▸ **Dataset records**
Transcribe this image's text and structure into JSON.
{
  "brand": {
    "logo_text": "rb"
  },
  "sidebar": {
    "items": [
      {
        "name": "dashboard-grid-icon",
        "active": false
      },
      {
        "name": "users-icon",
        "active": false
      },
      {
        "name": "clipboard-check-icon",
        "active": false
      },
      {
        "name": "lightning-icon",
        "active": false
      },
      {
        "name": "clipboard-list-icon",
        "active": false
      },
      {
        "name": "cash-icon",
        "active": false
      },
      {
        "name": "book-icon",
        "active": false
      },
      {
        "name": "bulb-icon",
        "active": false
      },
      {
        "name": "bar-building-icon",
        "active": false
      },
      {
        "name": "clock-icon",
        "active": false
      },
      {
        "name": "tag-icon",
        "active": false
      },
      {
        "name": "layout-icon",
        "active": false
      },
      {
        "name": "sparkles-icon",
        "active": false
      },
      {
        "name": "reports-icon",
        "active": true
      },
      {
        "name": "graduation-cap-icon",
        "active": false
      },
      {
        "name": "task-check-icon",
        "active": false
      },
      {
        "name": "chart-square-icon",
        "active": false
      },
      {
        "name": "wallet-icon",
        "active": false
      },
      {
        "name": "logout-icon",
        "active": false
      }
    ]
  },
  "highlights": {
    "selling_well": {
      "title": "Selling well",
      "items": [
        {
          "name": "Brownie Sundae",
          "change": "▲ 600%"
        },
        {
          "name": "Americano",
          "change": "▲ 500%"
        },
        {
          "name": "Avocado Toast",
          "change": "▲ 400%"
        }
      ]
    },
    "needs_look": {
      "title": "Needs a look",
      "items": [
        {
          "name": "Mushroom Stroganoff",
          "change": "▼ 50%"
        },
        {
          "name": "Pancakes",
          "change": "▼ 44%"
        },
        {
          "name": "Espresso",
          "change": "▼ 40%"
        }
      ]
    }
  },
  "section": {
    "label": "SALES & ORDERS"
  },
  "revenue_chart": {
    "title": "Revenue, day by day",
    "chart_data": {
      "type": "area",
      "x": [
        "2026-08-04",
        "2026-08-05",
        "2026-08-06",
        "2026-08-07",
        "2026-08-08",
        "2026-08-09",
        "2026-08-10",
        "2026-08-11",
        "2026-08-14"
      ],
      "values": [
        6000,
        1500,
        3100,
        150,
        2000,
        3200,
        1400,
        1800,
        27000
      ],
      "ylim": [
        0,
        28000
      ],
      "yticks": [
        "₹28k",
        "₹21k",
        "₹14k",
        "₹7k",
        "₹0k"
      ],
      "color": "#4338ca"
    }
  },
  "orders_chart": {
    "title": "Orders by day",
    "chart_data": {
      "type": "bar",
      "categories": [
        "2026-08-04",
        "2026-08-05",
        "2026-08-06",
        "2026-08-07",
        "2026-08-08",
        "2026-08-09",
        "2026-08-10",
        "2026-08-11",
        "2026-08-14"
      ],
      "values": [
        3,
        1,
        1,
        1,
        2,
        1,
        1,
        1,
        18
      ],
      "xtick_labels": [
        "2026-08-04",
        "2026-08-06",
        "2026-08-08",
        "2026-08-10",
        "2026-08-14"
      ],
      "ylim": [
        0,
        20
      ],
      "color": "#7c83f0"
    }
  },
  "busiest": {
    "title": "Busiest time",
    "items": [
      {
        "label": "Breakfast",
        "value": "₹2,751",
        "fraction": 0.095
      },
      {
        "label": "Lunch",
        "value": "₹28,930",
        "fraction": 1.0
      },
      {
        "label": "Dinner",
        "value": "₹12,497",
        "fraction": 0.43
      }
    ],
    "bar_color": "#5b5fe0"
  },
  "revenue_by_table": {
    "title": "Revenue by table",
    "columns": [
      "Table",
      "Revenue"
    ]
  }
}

▸ **Written exercise**
Identify the lines that contain the string "clipboard", and copy every one of them.

▸ **Result**
        "name": "clipboard-check-icon",
        "name": "clipboard-list-icon",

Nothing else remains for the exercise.